- [EXERCISE AIM]: Take every line from the listing below that contains "Ball".

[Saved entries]
==*==
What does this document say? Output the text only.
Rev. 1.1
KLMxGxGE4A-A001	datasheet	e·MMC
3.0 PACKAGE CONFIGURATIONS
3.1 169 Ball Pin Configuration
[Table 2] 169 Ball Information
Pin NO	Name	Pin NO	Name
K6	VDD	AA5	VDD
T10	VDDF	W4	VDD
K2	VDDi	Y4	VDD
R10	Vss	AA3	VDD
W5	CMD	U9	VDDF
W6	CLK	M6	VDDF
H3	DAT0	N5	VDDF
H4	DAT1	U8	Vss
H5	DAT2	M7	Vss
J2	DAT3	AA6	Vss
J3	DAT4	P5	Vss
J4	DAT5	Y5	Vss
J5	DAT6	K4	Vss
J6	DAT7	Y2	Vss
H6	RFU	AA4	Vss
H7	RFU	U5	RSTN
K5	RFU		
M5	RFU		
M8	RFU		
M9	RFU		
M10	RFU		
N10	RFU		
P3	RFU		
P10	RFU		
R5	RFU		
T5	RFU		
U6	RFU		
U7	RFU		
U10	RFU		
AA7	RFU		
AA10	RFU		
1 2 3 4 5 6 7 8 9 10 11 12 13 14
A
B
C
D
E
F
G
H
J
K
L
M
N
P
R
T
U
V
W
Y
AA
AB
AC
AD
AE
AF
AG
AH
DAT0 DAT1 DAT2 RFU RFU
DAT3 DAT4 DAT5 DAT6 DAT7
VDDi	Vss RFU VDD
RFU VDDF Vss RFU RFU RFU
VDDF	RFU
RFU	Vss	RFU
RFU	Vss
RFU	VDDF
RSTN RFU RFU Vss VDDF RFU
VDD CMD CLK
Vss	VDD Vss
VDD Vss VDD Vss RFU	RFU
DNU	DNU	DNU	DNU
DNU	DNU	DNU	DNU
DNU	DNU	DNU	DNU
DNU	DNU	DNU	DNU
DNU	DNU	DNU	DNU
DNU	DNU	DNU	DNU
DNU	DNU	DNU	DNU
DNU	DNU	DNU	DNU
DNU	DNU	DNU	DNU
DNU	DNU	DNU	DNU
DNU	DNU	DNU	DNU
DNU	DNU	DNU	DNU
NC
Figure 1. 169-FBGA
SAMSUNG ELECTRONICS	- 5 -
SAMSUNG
==*==
- [EXERCISE ANSWER]:
3.1 169 Ball Pin Configuration
[Table 2] 169 Ball Information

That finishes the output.